▶ **EXERCISE DIRECTIONS**:
Read through the records below and copy each line that uses the word "height".

▶ **SUPPLIED MATERIAL**:
— BEGIN —
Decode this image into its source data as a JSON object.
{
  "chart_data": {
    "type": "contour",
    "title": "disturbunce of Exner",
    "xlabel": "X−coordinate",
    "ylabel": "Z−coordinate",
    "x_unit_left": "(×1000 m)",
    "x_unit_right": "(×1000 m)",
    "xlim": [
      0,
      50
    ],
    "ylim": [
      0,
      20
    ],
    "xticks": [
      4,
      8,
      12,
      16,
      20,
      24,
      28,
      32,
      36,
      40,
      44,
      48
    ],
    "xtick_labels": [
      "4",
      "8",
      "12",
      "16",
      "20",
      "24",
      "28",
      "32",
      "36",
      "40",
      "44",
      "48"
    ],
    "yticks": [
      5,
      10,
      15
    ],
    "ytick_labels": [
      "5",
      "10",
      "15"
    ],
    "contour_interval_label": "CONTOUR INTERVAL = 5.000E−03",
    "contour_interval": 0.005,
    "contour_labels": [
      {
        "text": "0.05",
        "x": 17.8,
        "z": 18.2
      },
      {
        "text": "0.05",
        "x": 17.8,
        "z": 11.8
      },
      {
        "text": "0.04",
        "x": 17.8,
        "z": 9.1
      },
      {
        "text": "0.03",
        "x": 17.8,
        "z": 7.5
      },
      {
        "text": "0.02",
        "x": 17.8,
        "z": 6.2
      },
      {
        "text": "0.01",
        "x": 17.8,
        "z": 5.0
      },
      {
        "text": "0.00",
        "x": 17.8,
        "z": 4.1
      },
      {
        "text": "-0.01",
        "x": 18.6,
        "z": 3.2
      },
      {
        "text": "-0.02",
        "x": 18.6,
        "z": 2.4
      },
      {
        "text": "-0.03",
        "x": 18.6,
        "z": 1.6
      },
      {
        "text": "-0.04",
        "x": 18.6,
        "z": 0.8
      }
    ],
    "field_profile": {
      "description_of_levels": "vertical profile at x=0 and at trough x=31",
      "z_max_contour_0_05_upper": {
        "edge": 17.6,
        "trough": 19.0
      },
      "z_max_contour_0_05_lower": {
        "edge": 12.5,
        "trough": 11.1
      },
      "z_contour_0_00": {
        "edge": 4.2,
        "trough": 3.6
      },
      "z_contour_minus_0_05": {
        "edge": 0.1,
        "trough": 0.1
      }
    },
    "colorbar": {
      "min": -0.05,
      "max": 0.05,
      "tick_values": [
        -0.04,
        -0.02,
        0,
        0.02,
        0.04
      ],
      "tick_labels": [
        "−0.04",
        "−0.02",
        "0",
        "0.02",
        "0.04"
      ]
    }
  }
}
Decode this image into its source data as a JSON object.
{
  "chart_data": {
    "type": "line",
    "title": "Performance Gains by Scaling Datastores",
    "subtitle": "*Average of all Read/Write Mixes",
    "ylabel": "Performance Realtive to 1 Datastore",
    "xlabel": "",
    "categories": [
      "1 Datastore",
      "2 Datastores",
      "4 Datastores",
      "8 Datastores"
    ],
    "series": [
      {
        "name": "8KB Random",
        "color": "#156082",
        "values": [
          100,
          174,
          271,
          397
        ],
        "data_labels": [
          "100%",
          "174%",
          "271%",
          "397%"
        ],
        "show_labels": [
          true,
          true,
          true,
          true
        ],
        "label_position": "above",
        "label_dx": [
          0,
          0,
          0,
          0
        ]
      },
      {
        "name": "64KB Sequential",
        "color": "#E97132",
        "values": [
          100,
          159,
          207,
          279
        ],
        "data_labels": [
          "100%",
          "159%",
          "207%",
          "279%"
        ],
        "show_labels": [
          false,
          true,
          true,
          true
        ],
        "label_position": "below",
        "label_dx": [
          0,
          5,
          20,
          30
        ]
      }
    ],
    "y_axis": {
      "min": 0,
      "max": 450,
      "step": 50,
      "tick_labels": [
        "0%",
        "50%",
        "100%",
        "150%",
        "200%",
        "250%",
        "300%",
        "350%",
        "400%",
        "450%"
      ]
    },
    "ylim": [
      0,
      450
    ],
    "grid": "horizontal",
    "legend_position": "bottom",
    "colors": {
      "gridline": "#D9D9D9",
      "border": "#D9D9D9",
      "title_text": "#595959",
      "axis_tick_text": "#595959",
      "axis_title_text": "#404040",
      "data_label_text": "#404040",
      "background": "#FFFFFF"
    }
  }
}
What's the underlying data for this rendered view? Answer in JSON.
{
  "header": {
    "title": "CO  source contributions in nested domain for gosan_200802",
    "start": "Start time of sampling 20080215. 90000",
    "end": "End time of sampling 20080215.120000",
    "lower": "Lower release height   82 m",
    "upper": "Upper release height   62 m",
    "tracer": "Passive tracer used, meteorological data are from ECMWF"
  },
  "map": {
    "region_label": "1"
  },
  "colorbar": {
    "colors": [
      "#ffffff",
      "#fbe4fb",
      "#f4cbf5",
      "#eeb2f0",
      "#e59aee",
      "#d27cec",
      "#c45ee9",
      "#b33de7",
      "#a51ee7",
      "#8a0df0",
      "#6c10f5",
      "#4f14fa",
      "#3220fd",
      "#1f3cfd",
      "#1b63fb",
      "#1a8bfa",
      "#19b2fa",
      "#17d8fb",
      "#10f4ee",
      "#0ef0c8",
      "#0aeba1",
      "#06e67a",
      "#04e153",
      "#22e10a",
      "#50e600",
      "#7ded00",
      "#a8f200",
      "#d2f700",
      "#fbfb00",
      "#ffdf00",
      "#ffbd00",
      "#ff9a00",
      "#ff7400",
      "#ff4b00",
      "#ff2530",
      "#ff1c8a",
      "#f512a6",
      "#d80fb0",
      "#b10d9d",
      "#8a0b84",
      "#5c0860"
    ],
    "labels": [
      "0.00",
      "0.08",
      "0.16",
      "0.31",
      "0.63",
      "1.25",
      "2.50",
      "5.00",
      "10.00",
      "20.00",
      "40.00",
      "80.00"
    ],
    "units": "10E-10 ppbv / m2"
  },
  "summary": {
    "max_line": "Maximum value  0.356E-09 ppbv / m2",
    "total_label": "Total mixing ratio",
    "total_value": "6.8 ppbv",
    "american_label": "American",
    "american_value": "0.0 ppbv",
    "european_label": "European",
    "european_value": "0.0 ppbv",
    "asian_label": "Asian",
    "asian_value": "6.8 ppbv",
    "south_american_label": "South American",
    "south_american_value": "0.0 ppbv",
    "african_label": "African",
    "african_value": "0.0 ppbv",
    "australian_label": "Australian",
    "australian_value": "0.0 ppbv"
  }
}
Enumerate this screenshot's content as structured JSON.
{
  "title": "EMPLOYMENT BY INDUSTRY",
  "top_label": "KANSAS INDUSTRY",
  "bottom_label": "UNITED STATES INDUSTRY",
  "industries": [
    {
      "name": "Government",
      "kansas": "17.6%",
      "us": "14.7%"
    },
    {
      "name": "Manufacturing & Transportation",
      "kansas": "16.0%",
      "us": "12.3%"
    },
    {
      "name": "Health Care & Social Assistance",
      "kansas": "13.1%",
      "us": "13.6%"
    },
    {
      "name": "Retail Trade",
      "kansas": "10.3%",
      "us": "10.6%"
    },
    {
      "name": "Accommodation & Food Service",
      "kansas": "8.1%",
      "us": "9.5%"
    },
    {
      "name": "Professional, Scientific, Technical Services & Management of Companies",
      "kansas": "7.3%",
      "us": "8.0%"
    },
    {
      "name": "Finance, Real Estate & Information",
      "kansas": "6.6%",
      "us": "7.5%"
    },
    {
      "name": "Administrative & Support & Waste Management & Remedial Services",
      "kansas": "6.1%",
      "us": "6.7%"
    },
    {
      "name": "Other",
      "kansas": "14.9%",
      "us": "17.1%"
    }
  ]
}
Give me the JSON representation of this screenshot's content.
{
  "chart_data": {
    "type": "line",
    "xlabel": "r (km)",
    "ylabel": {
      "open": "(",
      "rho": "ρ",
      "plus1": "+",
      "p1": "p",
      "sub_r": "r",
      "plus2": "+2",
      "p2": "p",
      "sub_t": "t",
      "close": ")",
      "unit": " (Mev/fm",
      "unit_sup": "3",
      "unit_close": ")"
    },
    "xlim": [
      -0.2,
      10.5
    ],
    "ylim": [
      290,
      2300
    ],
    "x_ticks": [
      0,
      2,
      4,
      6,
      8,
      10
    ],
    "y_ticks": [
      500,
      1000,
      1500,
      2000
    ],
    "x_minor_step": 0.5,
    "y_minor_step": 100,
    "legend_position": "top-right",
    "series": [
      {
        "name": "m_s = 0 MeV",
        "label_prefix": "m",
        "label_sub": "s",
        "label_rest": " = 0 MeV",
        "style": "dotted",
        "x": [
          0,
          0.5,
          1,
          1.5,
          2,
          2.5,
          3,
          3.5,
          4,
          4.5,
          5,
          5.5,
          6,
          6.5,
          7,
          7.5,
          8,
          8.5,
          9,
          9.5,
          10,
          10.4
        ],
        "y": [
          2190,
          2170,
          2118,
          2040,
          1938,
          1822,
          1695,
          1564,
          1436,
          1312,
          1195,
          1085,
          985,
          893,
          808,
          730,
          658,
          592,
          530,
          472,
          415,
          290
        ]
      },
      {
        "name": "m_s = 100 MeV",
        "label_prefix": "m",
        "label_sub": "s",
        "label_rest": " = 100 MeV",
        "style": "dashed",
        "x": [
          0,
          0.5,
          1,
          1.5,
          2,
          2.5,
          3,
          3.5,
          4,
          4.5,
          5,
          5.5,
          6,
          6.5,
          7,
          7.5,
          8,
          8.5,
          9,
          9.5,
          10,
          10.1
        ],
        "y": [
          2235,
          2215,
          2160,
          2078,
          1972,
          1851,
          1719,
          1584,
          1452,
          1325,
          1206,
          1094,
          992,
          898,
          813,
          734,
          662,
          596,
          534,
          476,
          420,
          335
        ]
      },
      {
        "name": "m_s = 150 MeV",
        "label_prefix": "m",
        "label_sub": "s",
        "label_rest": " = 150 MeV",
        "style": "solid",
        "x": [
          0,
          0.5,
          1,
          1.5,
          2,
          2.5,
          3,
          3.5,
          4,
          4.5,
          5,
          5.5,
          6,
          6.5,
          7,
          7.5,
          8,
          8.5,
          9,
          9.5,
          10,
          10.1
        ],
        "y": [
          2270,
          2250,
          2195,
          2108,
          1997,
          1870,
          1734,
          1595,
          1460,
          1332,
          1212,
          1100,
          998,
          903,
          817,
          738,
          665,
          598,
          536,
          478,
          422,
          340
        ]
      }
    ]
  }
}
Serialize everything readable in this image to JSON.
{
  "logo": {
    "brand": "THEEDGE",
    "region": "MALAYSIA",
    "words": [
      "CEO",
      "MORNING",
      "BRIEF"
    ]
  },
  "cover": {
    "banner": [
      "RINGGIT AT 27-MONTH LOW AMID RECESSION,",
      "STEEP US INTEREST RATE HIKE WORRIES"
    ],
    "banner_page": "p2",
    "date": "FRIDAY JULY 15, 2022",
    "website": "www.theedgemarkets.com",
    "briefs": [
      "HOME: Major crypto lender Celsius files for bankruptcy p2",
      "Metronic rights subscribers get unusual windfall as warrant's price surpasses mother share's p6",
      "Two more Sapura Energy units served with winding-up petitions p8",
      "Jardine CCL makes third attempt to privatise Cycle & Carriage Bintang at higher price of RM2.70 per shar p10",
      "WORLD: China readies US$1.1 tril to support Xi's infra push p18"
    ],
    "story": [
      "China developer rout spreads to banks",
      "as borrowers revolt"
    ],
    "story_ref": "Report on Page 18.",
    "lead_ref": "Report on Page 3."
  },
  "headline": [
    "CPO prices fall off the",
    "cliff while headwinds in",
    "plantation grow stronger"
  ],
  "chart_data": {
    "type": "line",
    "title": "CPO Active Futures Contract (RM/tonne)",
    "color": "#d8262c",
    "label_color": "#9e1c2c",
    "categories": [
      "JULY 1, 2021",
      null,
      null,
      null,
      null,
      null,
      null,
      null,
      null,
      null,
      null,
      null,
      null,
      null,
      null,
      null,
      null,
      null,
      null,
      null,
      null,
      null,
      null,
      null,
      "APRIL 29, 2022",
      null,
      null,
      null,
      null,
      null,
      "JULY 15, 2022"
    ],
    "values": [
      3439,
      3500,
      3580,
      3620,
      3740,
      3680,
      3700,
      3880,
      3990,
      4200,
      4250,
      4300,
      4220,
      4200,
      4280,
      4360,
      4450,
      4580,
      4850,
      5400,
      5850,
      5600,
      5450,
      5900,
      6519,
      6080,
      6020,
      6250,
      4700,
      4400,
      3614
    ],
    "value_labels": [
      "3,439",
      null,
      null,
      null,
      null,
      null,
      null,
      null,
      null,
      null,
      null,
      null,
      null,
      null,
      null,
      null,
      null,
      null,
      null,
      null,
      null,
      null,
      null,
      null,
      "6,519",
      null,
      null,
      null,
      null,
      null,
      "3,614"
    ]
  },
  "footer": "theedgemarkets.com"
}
— END —
▶ **EXERCISE SOLUTION**:
    "lower": "Lower release height   82 m",
    "upper": "Upper release height   62 m",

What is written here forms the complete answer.